Stored data entries
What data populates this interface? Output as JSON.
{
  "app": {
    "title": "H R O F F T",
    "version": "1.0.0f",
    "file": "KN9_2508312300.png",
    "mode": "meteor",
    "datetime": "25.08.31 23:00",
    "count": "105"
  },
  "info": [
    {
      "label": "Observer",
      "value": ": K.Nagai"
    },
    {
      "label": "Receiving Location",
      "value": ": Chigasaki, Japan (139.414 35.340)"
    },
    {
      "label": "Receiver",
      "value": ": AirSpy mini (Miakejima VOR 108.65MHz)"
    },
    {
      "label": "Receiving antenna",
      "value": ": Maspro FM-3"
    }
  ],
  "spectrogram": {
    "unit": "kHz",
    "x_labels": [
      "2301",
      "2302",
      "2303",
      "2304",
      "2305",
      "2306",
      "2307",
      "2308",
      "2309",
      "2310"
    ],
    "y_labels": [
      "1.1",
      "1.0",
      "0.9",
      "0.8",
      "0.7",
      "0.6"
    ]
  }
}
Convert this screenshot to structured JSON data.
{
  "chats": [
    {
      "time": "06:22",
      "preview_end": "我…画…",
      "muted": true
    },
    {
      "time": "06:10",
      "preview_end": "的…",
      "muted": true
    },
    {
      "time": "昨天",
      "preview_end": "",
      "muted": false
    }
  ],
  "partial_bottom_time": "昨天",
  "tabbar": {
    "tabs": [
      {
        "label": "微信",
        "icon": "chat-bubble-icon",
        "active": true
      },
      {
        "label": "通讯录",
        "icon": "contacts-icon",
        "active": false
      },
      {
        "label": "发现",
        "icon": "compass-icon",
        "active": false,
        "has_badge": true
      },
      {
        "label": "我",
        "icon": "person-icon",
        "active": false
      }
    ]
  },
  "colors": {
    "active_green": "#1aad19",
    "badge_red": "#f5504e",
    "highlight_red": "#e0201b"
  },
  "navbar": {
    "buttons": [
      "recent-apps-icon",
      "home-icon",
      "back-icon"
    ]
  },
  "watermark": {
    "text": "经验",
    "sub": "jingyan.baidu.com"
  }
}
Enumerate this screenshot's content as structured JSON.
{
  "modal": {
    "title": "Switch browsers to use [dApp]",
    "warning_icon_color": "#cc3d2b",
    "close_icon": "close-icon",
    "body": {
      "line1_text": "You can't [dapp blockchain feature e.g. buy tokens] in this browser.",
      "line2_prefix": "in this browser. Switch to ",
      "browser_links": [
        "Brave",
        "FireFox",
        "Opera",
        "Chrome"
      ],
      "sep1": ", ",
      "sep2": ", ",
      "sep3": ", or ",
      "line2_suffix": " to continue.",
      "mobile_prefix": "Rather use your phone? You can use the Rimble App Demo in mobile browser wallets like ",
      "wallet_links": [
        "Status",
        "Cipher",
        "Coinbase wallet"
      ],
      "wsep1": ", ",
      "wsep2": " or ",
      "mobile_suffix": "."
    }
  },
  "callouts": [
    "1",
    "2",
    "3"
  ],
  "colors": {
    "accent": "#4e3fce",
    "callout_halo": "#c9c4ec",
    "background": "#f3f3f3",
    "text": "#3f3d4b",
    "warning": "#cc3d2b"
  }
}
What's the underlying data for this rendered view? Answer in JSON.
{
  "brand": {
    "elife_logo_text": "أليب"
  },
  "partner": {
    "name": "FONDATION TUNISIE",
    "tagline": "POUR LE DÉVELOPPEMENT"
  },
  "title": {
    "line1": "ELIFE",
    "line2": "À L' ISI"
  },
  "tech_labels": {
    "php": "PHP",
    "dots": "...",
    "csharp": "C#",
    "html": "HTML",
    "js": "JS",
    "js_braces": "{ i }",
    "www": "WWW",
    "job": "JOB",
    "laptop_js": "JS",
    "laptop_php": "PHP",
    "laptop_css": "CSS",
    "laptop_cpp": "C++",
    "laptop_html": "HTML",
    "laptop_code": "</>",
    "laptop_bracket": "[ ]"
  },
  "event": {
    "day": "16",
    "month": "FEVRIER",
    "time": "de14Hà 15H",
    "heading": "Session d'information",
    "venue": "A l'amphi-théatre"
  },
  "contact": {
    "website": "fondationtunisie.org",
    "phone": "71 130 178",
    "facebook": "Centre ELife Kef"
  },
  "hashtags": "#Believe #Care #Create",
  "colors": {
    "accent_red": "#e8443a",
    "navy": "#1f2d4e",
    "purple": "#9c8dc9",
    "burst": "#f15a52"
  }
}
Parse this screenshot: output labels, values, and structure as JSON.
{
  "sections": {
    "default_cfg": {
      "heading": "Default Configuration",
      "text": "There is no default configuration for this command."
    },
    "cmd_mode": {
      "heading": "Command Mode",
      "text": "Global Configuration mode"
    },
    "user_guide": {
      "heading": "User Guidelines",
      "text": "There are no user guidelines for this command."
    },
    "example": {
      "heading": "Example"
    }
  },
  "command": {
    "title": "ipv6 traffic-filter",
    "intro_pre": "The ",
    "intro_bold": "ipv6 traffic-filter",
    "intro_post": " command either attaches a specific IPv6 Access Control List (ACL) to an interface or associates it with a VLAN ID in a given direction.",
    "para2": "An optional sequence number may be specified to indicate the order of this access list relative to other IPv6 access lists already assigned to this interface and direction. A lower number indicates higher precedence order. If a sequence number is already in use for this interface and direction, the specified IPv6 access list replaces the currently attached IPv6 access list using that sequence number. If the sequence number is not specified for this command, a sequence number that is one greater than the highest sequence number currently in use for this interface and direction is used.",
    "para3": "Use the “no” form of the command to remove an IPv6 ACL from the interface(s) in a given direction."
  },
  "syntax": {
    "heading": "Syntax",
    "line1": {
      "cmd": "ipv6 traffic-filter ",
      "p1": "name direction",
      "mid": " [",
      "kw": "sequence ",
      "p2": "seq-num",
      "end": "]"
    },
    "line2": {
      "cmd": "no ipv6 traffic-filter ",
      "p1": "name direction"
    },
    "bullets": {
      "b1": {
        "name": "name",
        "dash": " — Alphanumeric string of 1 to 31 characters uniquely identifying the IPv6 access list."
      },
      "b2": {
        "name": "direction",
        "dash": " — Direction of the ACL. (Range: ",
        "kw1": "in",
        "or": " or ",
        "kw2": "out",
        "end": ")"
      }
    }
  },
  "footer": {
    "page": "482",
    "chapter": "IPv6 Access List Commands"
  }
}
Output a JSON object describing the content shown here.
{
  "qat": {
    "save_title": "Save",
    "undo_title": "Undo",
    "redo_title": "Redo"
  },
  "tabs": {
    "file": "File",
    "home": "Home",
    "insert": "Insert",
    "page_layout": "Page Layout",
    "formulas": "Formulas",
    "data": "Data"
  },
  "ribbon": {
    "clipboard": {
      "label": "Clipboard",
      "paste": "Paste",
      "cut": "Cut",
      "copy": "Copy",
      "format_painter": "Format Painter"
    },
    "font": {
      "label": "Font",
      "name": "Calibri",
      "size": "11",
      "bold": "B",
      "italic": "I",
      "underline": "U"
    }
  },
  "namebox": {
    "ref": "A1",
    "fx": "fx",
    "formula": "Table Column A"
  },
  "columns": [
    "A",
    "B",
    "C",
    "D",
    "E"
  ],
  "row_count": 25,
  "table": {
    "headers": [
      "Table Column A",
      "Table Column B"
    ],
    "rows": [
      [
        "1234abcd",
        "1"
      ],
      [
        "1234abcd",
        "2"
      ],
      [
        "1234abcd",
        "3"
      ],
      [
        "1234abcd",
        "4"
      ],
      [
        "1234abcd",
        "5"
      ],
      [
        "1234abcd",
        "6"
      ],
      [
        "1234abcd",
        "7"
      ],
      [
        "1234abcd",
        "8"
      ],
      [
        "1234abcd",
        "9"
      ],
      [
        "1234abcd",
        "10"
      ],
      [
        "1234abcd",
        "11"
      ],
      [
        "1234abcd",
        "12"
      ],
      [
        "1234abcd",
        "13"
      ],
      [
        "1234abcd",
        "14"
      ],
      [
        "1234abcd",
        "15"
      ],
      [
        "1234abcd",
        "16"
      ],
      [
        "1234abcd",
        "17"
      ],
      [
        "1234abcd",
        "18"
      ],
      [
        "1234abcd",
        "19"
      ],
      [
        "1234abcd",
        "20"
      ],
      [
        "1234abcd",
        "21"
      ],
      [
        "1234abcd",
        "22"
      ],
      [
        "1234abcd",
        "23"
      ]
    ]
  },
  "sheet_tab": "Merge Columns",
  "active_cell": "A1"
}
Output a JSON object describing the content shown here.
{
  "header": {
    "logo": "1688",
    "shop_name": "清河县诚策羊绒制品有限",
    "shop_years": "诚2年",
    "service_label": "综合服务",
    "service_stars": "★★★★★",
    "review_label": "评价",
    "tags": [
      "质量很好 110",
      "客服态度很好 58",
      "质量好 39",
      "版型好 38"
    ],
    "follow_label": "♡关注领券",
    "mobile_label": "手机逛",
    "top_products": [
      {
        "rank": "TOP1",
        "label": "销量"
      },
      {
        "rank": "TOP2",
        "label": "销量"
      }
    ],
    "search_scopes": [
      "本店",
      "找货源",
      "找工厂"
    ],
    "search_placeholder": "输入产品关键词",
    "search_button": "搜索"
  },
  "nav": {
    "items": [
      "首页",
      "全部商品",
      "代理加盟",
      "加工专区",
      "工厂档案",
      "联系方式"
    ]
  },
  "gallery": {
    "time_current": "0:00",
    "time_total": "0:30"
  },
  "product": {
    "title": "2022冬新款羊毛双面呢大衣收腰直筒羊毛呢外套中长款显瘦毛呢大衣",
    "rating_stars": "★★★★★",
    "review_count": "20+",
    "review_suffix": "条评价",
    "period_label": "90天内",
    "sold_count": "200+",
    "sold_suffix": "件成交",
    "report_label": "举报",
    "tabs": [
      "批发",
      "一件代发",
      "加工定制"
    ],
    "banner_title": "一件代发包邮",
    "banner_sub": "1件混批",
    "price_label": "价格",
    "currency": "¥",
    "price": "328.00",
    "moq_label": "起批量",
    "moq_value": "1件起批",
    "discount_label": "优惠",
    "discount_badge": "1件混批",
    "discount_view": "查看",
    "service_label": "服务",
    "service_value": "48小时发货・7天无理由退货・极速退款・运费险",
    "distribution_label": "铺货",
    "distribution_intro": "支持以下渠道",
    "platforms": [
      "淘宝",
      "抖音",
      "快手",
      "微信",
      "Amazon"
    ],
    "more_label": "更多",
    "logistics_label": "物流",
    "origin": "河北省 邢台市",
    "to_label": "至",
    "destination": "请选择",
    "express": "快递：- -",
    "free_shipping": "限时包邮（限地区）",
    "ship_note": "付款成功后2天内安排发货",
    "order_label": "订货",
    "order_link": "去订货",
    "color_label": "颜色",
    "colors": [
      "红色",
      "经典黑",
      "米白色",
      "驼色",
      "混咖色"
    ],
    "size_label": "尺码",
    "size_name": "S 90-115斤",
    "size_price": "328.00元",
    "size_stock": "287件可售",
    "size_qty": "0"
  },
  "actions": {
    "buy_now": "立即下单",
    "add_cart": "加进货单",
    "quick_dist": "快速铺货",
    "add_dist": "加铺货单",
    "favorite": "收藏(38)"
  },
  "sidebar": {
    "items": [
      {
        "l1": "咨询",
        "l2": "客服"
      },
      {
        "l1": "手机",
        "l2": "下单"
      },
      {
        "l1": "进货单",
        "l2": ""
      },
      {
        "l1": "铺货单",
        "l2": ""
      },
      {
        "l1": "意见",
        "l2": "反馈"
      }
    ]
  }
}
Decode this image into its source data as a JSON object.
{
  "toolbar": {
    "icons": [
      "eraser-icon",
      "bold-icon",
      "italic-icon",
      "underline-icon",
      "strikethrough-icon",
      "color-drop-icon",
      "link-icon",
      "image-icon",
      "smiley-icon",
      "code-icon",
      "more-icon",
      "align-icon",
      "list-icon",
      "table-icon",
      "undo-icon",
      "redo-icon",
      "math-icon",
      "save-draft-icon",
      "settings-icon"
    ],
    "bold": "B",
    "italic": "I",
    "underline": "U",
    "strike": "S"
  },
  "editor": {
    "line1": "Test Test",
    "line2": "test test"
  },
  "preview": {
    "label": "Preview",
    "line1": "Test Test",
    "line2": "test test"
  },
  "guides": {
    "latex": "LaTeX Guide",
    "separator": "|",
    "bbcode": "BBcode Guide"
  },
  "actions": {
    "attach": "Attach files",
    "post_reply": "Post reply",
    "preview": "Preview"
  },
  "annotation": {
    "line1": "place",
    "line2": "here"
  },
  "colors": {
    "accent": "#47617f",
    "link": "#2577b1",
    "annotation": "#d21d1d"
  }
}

§ EXERCISE DESCRIPTION:
Extract, exactly, the lines above that begin at the line containing "Decode this image" and end at the final line of the records; add no other text.

§ RESULT:
Decode this image into its source data as a JSON object.
{
  "toolbar": {
    "icons": [
      "eraser-icon",
      "bold-icon",
      "italic-icon",
      "underline-icon",
      "strikethrough-icon",
      "color-drop-icon",
      "link-icon",
      "image-icon",
      "smiley-icon",
      "code-icon",
      "more-icon",
      "align-icon",
      "list-icon",
      "table-icon",
      "undo-icon",
      "redo-icon",
      "math-icon",
      "save-draft-icon",
      "settings-icon"
    ],
    "bold": "B",
    "italic": "I",
    "underline": "U",
    "strike": "S"
  },
  "editor": {
    "line1": "Test Test",
    "line2": "test test"
  },
  "preview": {
    "label": "Preview",
    "line1": "Test Test",
    "line2": "test test"
  },
  "guides": {
    "latex": "LaTeX Guide",
    "separator": "|",
    "bbcode": "BBcode Guide"
  },
  "actions": {
    "attach": "Attach files",
    "post_reply": "Post reply",
    "preview": "Preview"
  },
  "annotation": {
    "line1": "place",
    "line2": "here"
  },
  "colors": {
    "accent": "#47617f",
    "link": "#2577b1",
    "annotation": "#d21d1d"
  }
}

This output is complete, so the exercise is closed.